• [Exercise requirements]
Collect all lines from the listing that include the string "Source".

Data entries for graphics
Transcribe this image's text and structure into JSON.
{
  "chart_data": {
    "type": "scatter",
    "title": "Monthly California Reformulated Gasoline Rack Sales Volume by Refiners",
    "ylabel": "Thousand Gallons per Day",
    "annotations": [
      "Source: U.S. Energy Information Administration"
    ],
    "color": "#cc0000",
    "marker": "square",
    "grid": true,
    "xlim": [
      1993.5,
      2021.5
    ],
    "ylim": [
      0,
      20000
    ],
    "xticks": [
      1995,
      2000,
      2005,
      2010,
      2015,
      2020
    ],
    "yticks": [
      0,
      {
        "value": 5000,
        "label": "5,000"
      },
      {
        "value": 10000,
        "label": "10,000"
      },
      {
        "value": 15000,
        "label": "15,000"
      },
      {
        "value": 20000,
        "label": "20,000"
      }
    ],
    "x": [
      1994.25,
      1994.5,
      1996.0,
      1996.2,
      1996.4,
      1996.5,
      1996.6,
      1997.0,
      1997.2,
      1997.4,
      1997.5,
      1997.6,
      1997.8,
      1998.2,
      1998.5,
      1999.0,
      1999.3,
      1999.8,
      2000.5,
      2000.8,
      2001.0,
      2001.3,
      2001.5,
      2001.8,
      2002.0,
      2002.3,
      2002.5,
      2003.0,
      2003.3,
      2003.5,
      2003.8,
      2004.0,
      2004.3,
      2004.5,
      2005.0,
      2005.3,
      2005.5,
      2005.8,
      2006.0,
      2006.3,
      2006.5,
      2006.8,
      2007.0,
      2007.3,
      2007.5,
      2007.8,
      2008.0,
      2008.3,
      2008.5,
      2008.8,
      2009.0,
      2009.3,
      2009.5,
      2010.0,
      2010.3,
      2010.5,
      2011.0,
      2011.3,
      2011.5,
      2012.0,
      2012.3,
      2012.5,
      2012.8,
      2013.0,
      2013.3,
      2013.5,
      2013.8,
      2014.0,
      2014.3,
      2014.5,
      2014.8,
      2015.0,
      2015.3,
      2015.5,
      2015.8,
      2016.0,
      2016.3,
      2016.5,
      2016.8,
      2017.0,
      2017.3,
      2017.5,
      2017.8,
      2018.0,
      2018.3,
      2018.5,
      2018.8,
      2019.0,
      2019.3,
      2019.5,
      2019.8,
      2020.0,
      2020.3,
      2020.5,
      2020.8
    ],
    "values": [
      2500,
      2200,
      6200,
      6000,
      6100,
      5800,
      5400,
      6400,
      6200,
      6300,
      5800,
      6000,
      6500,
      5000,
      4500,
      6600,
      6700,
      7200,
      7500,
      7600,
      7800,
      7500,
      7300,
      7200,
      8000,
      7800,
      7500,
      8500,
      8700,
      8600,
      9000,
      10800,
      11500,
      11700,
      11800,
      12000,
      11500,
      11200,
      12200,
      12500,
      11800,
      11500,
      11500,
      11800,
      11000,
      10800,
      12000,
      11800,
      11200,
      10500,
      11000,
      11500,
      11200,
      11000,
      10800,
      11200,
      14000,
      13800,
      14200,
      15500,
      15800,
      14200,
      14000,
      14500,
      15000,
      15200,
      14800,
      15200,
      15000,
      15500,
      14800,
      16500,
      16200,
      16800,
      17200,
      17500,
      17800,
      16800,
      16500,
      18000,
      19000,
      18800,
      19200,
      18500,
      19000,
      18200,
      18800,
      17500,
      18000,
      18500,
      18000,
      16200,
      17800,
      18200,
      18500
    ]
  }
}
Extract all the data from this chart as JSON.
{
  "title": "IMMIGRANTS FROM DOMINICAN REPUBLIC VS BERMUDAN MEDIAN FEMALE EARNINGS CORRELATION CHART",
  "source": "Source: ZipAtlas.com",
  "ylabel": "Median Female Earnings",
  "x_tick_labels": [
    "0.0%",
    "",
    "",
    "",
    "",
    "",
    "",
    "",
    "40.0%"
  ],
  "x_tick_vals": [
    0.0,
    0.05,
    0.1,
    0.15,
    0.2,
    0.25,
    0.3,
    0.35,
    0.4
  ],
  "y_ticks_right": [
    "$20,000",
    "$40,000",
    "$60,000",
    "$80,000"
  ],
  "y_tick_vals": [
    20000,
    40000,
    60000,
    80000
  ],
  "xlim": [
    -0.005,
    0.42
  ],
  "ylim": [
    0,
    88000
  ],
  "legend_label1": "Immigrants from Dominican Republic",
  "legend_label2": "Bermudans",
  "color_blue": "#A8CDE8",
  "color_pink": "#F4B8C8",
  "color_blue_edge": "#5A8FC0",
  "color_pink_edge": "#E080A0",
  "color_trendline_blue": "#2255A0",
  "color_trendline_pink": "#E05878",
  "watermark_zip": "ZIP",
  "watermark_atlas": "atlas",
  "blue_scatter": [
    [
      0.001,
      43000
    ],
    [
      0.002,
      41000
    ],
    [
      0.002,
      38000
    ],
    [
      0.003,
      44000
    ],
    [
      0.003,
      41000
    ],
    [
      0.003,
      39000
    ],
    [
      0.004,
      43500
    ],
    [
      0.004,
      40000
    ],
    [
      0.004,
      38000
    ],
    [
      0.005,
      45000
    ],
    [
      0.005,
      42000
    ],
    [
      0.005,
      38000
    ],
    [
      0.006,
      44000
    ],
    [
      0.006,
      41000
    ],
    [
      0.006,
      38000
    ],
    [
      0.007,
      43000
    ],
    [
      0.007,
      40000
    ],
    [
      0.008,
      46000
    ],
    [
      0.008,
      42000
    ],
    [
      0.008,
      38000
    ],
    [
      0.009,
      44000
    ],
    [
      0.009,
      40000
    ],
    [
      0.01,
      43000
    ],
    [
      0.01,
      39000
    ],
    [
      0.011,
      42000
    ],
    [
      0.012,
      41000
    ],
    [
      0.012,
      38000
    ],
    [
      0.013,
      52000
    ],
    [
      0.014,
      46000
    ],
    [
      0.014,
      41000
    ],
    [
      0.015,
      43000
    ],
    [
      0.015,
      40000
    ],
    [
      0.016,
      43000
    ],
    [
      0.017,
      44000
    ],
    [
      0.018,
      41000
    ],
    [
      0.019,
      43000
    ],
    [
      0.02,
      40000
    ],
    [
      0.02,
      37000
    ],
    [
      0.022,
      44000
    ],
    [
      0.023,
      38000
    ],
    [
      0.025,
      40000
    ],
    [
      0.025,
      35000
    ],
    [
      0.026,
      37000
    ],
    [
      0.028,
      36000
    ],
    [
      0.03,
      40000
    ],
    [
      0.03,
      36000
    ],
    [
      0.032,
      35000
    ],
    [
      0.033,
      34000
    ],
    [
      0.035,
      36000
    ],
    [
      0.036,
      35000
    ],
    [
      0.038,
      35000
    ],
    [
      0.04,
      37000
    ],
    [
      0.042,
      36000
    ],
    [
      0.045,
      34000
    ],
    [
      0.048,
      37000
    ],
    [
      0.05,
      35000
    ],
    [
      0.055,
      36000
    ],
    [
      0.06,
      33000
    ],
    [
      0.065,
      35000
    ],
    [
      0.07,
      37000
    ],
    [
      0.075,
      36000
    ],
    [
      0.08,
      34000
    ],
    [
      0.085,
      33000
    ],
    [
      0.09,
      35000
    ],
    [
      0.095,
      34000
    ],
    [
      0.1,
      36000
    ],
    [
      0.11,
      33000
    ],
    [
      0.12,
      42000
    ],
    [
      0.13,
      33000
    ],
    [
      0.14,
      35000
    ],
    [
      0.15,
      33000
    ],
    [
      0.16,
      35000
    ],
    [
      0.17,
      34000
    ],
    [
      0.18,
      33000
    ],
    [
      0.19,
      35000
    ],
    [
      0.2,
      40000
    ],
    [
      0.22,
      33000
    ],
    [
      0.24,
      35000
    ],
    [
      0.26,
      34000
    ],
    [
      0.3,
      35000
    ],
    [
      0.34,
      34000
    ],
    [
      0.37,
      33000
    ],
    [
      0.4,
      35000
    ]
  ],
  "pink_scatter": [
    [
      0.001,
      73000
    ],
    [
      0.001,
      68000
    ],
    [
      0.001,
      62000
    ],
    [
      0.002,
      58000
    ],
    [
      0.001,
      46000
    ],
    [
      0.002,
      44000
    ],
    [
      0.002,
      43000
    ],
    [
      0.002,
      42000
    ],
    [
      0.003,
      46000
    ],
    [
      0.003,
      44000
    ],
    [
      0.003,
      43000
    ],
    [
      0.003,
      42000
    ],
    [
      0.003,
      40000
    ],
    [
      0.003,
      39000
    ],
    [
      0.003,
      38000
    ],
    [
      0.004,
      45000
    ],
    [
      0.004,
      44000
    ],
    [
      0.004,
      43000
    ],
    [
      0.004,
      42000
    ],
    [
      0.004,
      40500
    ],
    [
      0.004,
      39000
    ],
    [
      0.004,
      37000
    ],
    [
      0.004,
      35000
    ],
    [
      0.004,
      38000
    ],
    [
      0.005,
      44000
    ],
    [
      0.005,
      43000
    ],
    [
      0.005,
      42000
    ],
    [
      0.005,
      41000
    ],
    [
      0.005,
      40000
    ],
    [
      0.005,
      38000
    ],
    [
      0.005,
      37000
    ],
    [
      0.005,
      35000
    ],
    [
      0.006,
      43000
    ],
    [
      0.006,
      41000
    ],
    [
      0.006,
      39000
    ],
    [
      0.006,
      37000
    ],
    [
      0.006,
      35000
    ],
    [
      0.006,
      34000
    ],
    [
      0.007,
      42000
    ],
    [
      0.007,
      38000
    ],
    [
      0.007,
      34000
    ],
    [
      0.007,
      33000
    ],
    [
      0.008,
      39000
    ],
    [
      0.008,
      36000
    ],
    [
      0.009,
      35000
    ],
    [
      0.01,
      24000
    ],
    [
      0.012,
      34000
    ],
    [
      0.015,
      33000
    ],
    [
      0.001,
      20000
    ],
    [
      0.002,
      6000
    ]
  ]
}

• [Solution]
      "Source: U.S. Energy Information Administration"
  "source": "Source: ZipAtlas.com",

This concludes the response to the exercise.